>> START Input data

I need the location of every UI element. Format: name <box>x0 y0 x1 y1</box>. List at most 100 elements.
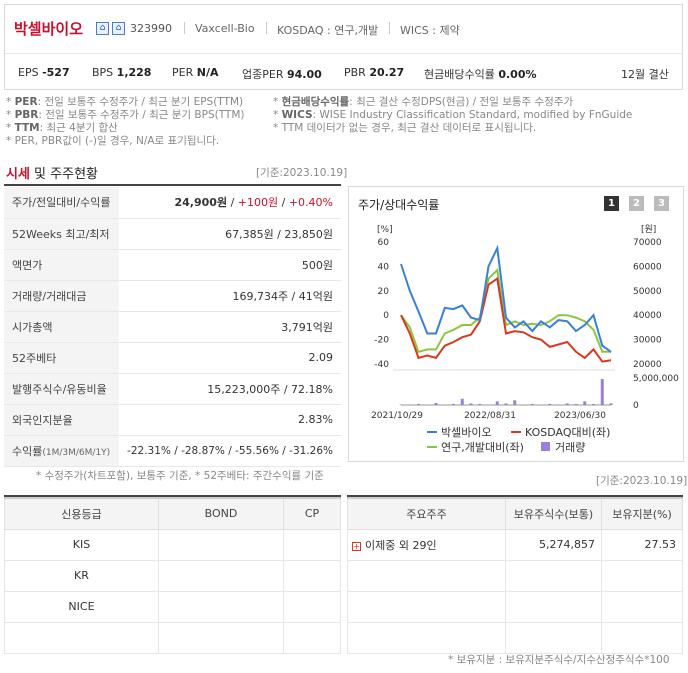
row-label: 시가총액 <box>4 311 120 343</box>
basis-date: [기준:2023.10.19] <box>256 167 348 179</box>
quote-table: 주가/전일대비/수익률 24,900원 / +100원 / +0.40% 52We… <box>4 187 341 467</box>
row-value: 2.09 <box>119 342 341 374</box>
x-tick-label: 2021/10/29 <box>371 411 423 421</box>
cp-rating <box>283 559 341 592</box>
table-row: 수익률(1M/3M/6M/1Y) -22.31% / -28.87% / -55.… <box>4 435 341 467</box>
metric-per: PER N/A <box>172 66 219 79</box>
divider <box>184 22 185 34</box>
row-value: 67,385원 / 23,850원 <box>119 218 341 250</box>
series-line <box>400 276 612 363</box>
chart-page-1-button[interactable]: 1 <box>604 196 619 211</box>
volume-bar <box>504 403 508 405</box>
column-header: BOND <box>157 497 285 530</box>
volume-bar <box>487 404 490 405</box>
row-value: 2.83% <box>119 404 341 436</box>
left-tick-label: -40 <box>374 360 389 370</box>
metric-dividend-yield: 현금배당수익률 0.00% <box>424 68 537 81</box>
column-header: 보유주식수(보통) <box>505 497 602 530</box>
legend-swatch <box>541 442 550 451</box>
divider <box>389 22 390 34</box>
volume-bar <box>522 404 525 405</box>
divider <box>4 184 341 186</box>
chart-page-2-button[interactable]: 2 <box>629 196 644 211</box>
holders-note: * 보유지분 : 보유지분주식수/지수산정주식수*100 <box>448 654 670 666</box>
volume-bar <box>460 398 464 405</box>
legend-label: KOSDAQ대비(좌) <box>525 426 610 439</box>
divider <box>5 53 682 54</box>
row-value: 169,734주 / 41억원 <box>119 280 341 312</box>
volume-bar <box>557 404 560 405</box>
divider <box>4 495 341 497</box>
series-line <box>400 244 612 353</box>
holder-name[interactable]: + 이제중 외 29인 <box>347 528 506 561</box>
left-axis-unit: [%] <box>377 225 393 235</box>
table-row: KR <box>4 559 341 592</box>
holders-table: 주요주주 보유주식수(보통) 보유지분(%) + 이제중 외 29인 5,274,857… <box>347 497 683 654</box>
footnote-ttm-missing: * TTM 데이터가 없는 경우, 최근 결산 데이터로 표시됩니다. <box>273 122 537 134</box>
right-tick-label: 70000 <box>633 238 662 248</box>
column-header: CP <box>283 497 341 530</box>
english-name: Vaxcell-Bio <box>195 22 255 35</box>
volume-bar <box>530 403 534 405</box>
volume-bar <box>539 404 543 405</box>
volume-bar <box>495 401 499 405</box>
cp-rating <box>283 590 341 623</box>
table-row <box>347 590 683 623</box>
settlement-month: 12월 결산 <box>621 68 669 81</box>
volume-tick-label: 5,000,000 <box>633 374 679 384</box>
expand-plus-icon[interactable]: + <box>352 541 361 551</box>
volume-bar <box>443 404 447 405</box>
right-tick-label: 30000 <box>633 336 662 346</box>
table-row: 발행주식수/유동비율 15,223,000주 / 72.18% <box>4 373 341 405</box>
home-icon[interactable]: ⌂ <box>96 22 109 35</box>
metric-industry-per: 업종PER 94.00 <box>242 68 322 81</box>
left-tick-label: 0 <box>383 311 389 321</box>
row-label: 주가/전일대비/수익률 <box>4 187 120 219</box>
footnote-negative: * PER, PBR값이 (-)일 경우, N/A로 표기됩니다. <box>6 135 220 147</box>
table-row: KIS <box>4 528 341 561</box>
table-row: 52주베타 2.09 <box>4 342 341 374</box>
volume-bar <box>583 401 587 405</box>
volume-bar <box>469 403 473 405</box>
volume-bar <box>434 402 438 405</box>
right-tick-label: 40000 <box>633 311 662 321</box>
volume-bar <box>548 403 552 405</box>
wics-sector: WICS : 제약 <box>400 24 460 37</box>
table-header: 주요주주 보유주식수(보통) 보유지분(%) <box>347 497 683 530</box>
left-tick-label: -20 <box>374 336 389 346</box>
row-label: 거래량/거래대금 <box>4 280 120 312</box>
volume-tick-label: 0 <box>633 401 639 411</box>
company-header <box>4 4 683 90</box>
returns-value: -22.31% / -28.87% / -55.56% / -31.26% <box>119 435 341 467</box>
table-row: 52Weeks 최고/최저 67,385원 / 23,850원 <box>4 218 341 250</box>
x-tick-label: 2023/06/30 <box>554 411 606 421</box>
table-row: 시가총액 3,791억원 <box>4 311 341 343</box>
right-tick-label: 50000 <box>633 287 662 297</box>
volume-bar <box>565 403 569 405</box>
row-value: 15,223,000주 / 72.18% <box>119 373 341 405</box>
volume-bar <box>408 404 412 405</box>
bond-rating <box>157 590 285 623</box>
footnote-wics: * WICS: WISE Industry Classification Sta… <box>273 109 633 121</box>
volume-bar <box>425 404 429 405</box>
series-line <box>400 268 611 354</box>
x-tick-label: 2022/08/31 <box>464 411 516 421</box>
left-tick-label: 40 <box>378 262 390 272</box>
building-icon[interactable]: ⌂ <box>112 22 125 35</box>
right-tick-label: 60000 <box>633 262 662 272</box>
footnote-ttm: * TTM: 최근 4분기 합산 <box>6 122 118 134</box>
footnote-pbr: * PBR: 전일 보통주 수정주가 / 최근 분기 BPS(TTM) <box>6 109 245 121</box>
divider <box>266 22 267 34</box>
chart-page-3-button[interactable]: 3 <box>654 196 669 211</box>
cp-rating <box>283 528 341 561</box>
volume-bar <box>417 403 420 405</box>
stock-code: 323990 <box>130 22 172 35</box>
volume-bar <box>592 403 595 405</box>
holder-shares: 5,274,857 <box>505 528 602 561</box>
metric-bps: BPS 1,228 <box>92 66 152 79</box>
table-row[interactable]: + 이제중 외 29인 5,274,857 27.53 <box>347 528 683 561</box>
market-sector: KOSDAQ : 연구,개발 <box>277 24 379 37</box>
row-label: 외국인지분율 <box>4 404 120 436</box>
table-row <box>347 559 683 592</box>
row-value: 500원 <box>119 249 341 281</box>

>> END Input data

Problem statement
Render the data above as a Markdown table with two columns, No. and Entry, giving each line its own numbered row. Skip blank lines and leave out the pictures.

Exercise response
| No. | Entry |
|---|---|
| 1 | I need the location of every UI element. Format: name <box>x0 y0 x1 y1</box>. List at most 100 elements. |
| 2 | row-label: 시가총액 <box>4 311 120 343</box> |
| 3 | basis-date: [기준:2023.10.19] <box>256 167 348 179</box> |
| 4 | quote-table: 주가/전일대비/수익률 24,900원 / +100원 / +0.40% 52We… <box>4 187 341 467</box> |
| 5 | row-value: 2.09 <box>119 342 341 374</box> |
| 6 | x-tick-label: 2021/10/29 <box>371 411 423 421</box> |
| 7 | cp-rating <box>283 559 341 592</box> |
| 8 | table-row: 수익률(1M/3M/6M/1Y) -22.31% / -28.87% / -55.… <box>4 435 341 467</box> |
| 9 | metric-per: PER N/A <box>172 66 219 79</box> |
| 10 | divider <box>184 22 185 34</box> |
| 11 | row-value: 67,385원 / 23,850원 <box>119 218 341 250</box> |
| 12 | series-line <box>400 276 612 363</box> |
| 13 | chart-page-1-button[interactable]: 1 <box>604 196 619 211</box> |
| 14 | volume-bar <box>504 403 508 405</box> |
| 15 | column-header: BOND <box>157 497 285 530</box> |
| 16 | volume-bar <box>487 404 490 405</box> |
| 17 | row-value: 2.83% <box>119 404 341 436</box> |
| 18 | left-tick-label: -40 <box>374 360 389 370</box> |
| 19 | metric-dividend-yield: 현금배당수익률 0.00% <box>424 68 537 81</box> |
| 20 | column-header: 보유주식수(보통) <box>505 497 602 530</box> |
| 21 | legend-swatch <box>541 442 550 451</box> |
| 22 | divider <box>389 22 390 34</box> |
| 23 | volume-bar <box>522 404 525 405</box> |
| 24 | divider <box>4 184 341 186</box> |
| 25 | chart-page-2-button[interactable]: 2 <box>629 196 644 211</box> |
| 26 | holders-note: * 보유지분 : 보유지분주식수/지수산정주식수*100 <box>448 654 670 666</box> |
| 27 | volume-bar <box>460 398 464 405</box> |
| 28 | legend-label: KOSDAQ대비(좌) <box>525 426 610 439</box> |
| 29 | divider <box>5 53 682 54</box> |
| 30 | row-value: 169,734주 / 41억원 <box>119 280 341 312</box> |
| 31 | volume-bar <box>557 404 560 405</box> |
| 32 | divider <box>4 495 341 497</box> |
| 33 | series-line <box>400 244 612 353</box> |
| 34 | holder-name[interactable]: + 이제중 외 29인 <box>347 528 506 561</box> |
| 35 | left-axis-unit: [%] <box>377 225 393 235</box> |
| 36 | table-row: KR <box>4 559 341 592</box> |
| 37 | holders-table: 주요주주 보유주식수(보통) 보유지분(%) + 이제중 외 29인 5,274,857… <box>347 497 683 654</box> |
| 38 | footnote-ttm-missing: * TTM 데이터가 없는 경우, 최근 결산 데이터로 표시됩니다. <box>273 122 537 134</box> |
| 39 | right-tick-label: 70000 <box>633 238 662 248</box> |
| 40 | column-header: CP <box>283 497 341 530</box> |
| 41 | english-name: Vaxcell-Bio <box>195 22 255 35</box> |
| 42 | volume-bar <box>530 403 534 405</box> |
| 43 | volume-bar <box>539 404 543 405</box> |
| 44 | volume-bar <box>495 401 499 405</box> |
| 45 | cp-rating <box>283 590 341 623</box> |
| 46 | table-row <box>347 590 683 623</box> |
| 47 | settlement-month: 12월 결산 <box>621 68 669 81</box> |
| 48 | volume-tick-label: 5,000,000 <box>633 374 679 384</box> |
| 49 | expand-plus-icon[interactable]: + <box>352 541 361 551</box> |
| 50 | volume-bar <box>443 404 447 405</box> |
| 51 | right-tick-label: 30000 <box>633 336 662 346</box> |
| 52 | table-row: 발행주식수/유동비율 15,223,000주 / 72.18% <box>4 373 341 405</box> |
| 53 | home-icon[interactable]: ⌂ <box>96 22 109 35</box> |
| 54 | metric-industry-per: 업종PER 94.00 <box>242 68 322 81</box> |
| 55 | left-tick-label: 0 <box>383 311 389 321</box> |
| 56 | row-label: 주가/전일대비/수익률 <box>4 187 120 219</box> |
| 57 | footnote-negative: * PER, PBR값이 (-)일 경우, N/A로 표기됩니다. <box>6 135 220 147</box> |
| 58 | table-row: KIS <box>4 528 341 561</box> |
| 59 | table-row: 52주베타 2.09 <box>4 342 341 374</box> |
| 60 | volume-bar <box>583 401 587 405</box> |
| 61 | volume-bar <box>469 403 473 405</box> |
| 62 | volume-bar <box>434 402 438 405</box> |
| 63 | right-tick-label: 40000 <box>633 311 662 321</box> |
| 64 | volume-bar <box>548 403 552 405</box> |
| 65 | wics-sector: WICS : 제약 <box>400 24 460 37</box> |
| 66 | table-header: 주요주주 보유주식수(보통) 보유지분(%) <box>347 497 683 530</box> |
| 67 | left-tick-label: -20 <box>374 336 389 346</box> |
| 68 | row-label: 거래량/거래대금 <box>4 280 120 312</box> |
| 69 | volume-tick-label: 0 <box>633 401 639 411</box> |
| 70 | company-header <box>4 4 683 90</box> |
| 71 | returns-value: -22.31% / -28.87% / -55.56% / -31.26% <box>119 435 341 467</box> |
| 72 | table-row: 52Weeks 최고/최저 67,385원 / 23,850원 <box>4 218 341 250</box> |
| 73 | x-tick-label: 2023/06/30 <box>554 411 606 421</box> |
| 74 | table-row: 시가총액 3,791억원 <box>4 311 341 343</box> |
| 75 | right-tick-label: 50000 <box>633 287 662 297</box> |
| 76 | volume-bar <box>565 403 569 405</box> |
| 77 | row-value: 15,223,000주 / 72.18% <box>119 373 341 405</box> |
| 78 | volume-bar <box>408 404 412 405</box> |
| 79 | bond-rating <box>157 590 285 623</box> |
| 80 | footnote-wics: * WICS: WISE Industry Classification Sta… <box>273 109 633 121</box> |
| 81 | volume-bar <box>425 404 429 405</box> |
| 82 | series-line <box>400 268 611 354</box> |
| 83 | x-tick-label: 2022/08/31 <box>464 411 516 421</box> |
| 84 | left-tick-label: 40 <box>378 262 390 272</box> |
| 85 | building-icon[interactable]: ⌂ <box>112 22 125 35</box> |
| 86 | right-tick-label: 60000 <box>633 262 662 272</box> |
| 87 | footnote-ttm: * TTM: 최근 4분기 합산 <box>6 122 118 134</box> |
| 88 | footnote-pbr: * PBR: 전일 보통주 수정주가 / 최근 분기 BPS(TTM) <box>6 109 245 121</box> |
| 89 | divider <box>266 22 267 34</box> |
| 90 | chart-page-3-button[interactable]: 3 <box>654 196 669 211</box> |
| 91 | cp-rating <box>283 528 341 561</box> |
| 92 | volume-bar <box>417 403 420 405</box> |
| 93 | stock-code: 323990 <box>130 22 172 35</box> |
| 94 | volume-bar <box>592 403 595 405</box> |
| 95 | holder-shares: 5,274,857 <box>505 528 602 561</box> |
| 96 | metric-bps: BPS 1,228 <box>92 66 152 79</box> |
| 97 | table-row[interactable]: + 이제중 외 29인 5,274,857 27.53 <box>347 528 683 561</box> |
| 98 | market-sector: KOSDAQ : 연구,개발 <box>277 24 379 37</box> |
| 99 | row-label: 외국인지분율 <box>4 404 120 436</box> |
| 100 | table-row <box>347 559 683 592</box> |
| 101 | row-value: 500원 <box>119 249 341 281</box> |